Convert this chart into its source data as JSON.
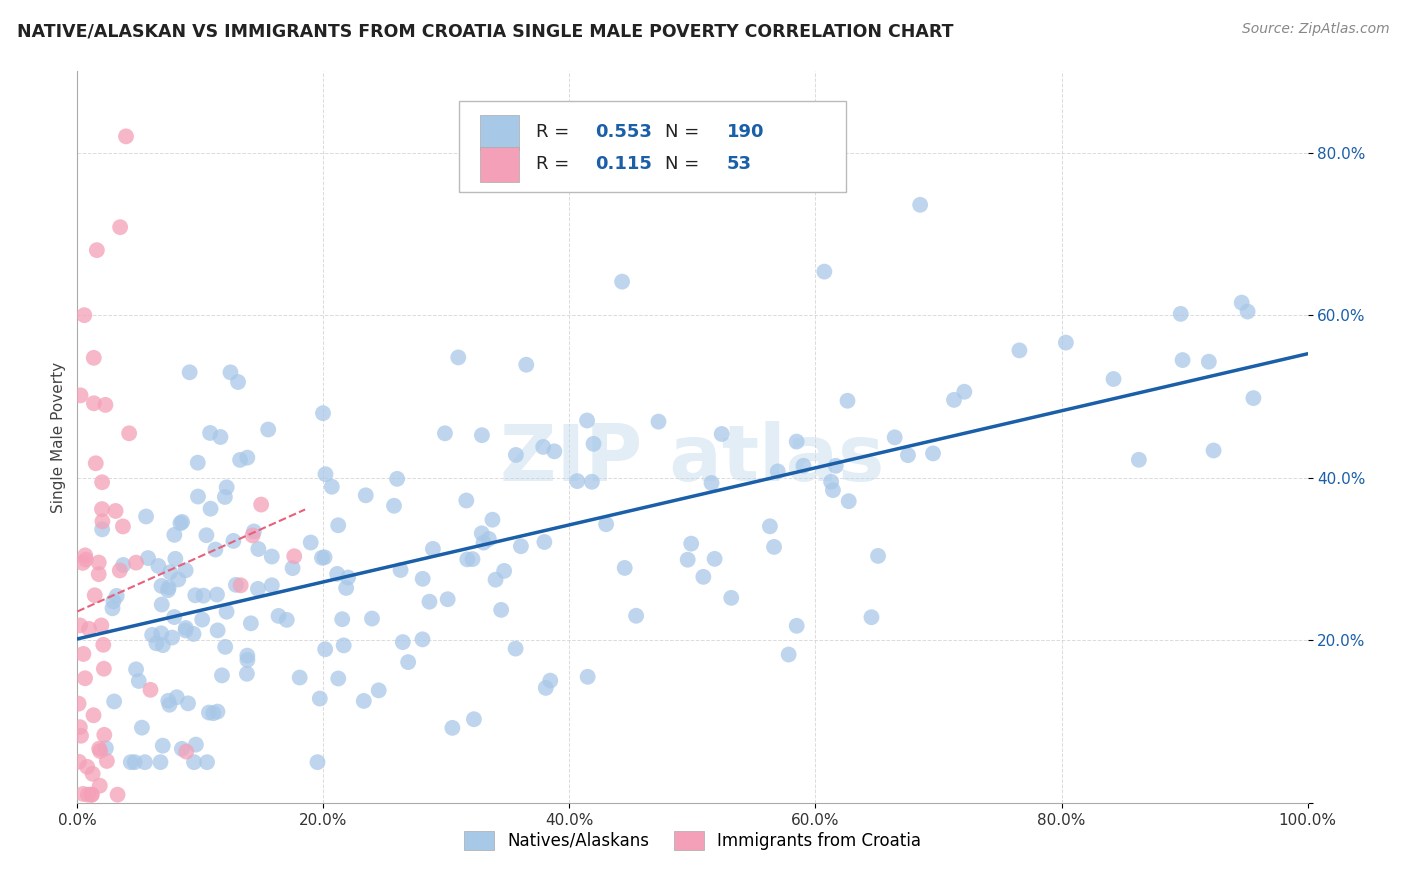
{
  "title": "NATIVE/ALASKAN VS IMMIGRANTS FROM CROATIA SINGLE MALE POVERTY CORRELATION CHART",
  "source": "Source: ZipAtlas.com",
  "ylabel": "Single Male Poverty",
  "xlim": [
    0.0,
    1.0
  ],
  "ylim": [
    0.0,
    0.9
  ],
  "x_ticks": [
    0.0,
    0.2,
    0.4,
    0.6,
    0.8,
    1.0
  ],
  "x_tick_labels": [
    "0.0%",
    "20.0%",
    "40.0%",
    "60.0%",
    "80.0%",
    "100.0%"
  ],
  "y_ticks": [
    0.0,
    0.2,
    0.4,
    0.6,
    0.8
  ],
  "y_tick_labels": [
    "",
    "20.0%",
    "40.0%",
    "60.0%",
    "80.0%"
  ],
  "blue_R": "0.553",
  "blue_N": "190",
  "pink_R": "0.115",
  "pink_N": "53",
  "blue_color": "#a8c8e8",
  "pink_color": "#f4a0b8",
  "blue_line_color": "#1a5fa8",
  "pink_line_color": "#e8607a",
  "legend_label_blue": "Natives/Alaskans",
  "legend_label_pink": "Immigrants from Croatia",
  "background_color": "#ffffff",
  "grid_color": "#cccccc",
  "title_color": "#222222",
  "source_color": "#888888",
  "yaxis_tick_color": "#1a5fa8",
  "rn_value_color": "#1a5fa8"
}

------------------------

What you should do:
Every record above should be written out again without change, except that the pictures are left out.

Solution below:
Convert this chart into its source data as JSON.
{
  "title": "NATIVE/ALASKAN VS IMMIGRANTS FROM CROATIA SINGLE MALE POVERTY CORRELATION CHART",
  "source": "Source: ZipAtlas.com",
  "ylabel": "Single Male Poverty",
  "xlim": [
    0.0,
    1.0
  ],
  "ylim": [
    0.0,
    0.9
  ],
  "x_ticks": [
    0.0,
    0.2,
    0.4,
    0.6,
    0.8,
    1.0
  ],
  "x_tick_labels": [
    "0.0%",
    "20.0%",
    "40.0%",
    "60.0%",
    "80.0%",
    "100.0%"
  ],
  "y_ticks": [
    0.0,
    0.2,
    0.4,
    0.6,
    0.8
  ],
  "y_tick_labels": [
    "",
    "20.0%",
    "40.0%",
    "60.0%",
    "80.0%"
  ],
  "blue_R": "0.553",
  "blue_N": "190",
  "pink_R": "0.115",
  "pink_N": "53",
  "blue_color": "#a8c8e8",
  "pink_color": "#f4a0b8",
  "blue_line_color": "#1a5fa8",
  "pink_line_color": "#e8607a",
  "legend_label_blue": "Natives/Alaskans",
  "legend_label_pink": "Immigrants from Croatia",
  "background_color": "#ffffff",
  "grid_color": "#cccccc",
  "title_color": "#222222",
  "source_color": "#888888",
  "yaxis_tick_color": "#1a5fa8",
  "rn_value_color": "#1a5fa8"
}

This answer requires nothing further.